_ENTRIES:_
━━━━
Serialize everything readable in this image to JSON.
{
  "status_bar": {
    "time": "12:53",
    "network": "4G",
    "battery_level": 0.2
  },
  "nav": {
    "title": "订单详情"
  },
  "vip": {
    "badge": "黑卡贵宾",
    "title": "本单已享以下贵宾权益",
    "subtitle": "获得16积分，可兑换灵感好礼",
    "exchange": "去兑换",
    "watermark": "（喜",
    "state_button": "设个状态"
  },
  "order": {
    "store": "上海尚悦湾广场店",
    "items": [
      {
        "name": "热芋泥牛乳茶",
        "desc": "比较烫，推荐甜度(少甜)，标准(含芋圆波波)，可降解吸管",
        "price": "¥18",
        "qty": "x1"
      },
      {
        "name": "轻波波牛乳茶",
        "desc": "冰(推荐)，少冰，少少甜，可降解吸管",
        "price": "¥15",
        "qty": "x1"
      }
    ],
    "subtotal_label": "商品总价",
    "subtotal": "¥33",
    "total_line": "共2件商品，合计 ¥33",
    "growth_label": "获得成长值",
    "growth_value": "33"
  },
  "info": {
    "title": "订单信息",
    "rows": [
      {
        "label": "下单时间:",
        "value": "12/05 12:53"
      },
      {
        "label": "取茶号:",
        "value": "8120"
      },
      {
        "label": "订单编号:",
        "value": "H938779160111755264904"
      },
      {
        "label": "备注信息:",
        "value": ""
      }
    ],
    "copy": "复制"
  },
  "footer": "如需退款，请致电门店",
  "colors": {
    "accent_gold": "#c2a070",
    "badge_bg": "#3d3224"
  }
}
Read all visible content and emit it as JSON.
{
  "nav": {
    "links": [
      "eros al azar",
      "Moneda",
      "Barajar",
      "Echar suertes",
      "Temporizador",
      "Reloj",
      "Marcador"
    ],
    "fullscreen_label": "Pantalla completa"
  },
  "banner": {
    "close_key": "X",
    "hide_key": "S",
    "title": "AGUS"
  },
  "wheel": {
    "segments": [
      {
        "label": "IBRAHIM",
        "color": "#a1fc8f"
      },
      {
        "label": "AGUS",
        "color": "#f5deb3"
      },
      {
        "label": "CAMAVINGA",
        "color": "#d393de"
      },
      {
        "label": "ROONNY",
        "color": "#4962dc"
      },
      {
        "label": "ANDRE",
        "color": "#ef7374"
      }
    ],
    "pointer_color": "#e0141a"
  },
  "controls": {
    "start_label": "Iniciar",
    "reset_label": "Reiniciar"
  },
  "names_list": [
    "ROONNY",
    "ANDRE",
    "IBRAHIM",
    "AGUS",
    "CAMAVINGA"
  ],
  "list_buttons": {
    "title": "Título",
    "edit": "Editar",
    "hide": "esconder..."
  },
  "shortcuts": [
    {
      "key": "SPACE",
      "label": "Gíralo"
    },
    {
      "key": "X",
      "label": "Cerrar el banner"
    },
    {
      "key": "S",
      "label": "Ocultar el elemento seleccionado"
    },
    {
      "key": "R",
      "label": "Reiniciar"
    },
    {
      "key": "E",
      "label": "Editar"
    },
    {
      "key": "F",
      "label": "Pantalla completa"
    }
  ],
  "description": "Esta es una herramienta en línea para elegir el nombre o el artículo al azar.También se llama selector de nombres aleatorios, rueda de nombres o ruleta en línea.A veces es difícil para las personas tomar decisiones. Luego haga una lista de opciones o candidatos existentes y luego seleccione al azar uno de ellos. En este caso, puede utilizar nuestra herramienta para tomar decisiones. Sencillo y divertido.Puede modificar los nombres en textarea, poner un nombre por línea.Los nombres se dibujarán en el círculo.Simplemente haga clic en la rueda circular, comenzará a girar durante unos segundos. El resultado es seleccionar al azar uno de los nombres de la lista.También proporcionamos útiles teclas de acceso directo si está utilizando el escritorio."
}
━━━━
_WHAT THE TASK ASKS:_
Read through the lines above and collect those that contain the string "JSON".

_COMPLETE OUTPUT:_
Serialize everything readable in this image to JSON.
Read all visible content and emit it as JSON.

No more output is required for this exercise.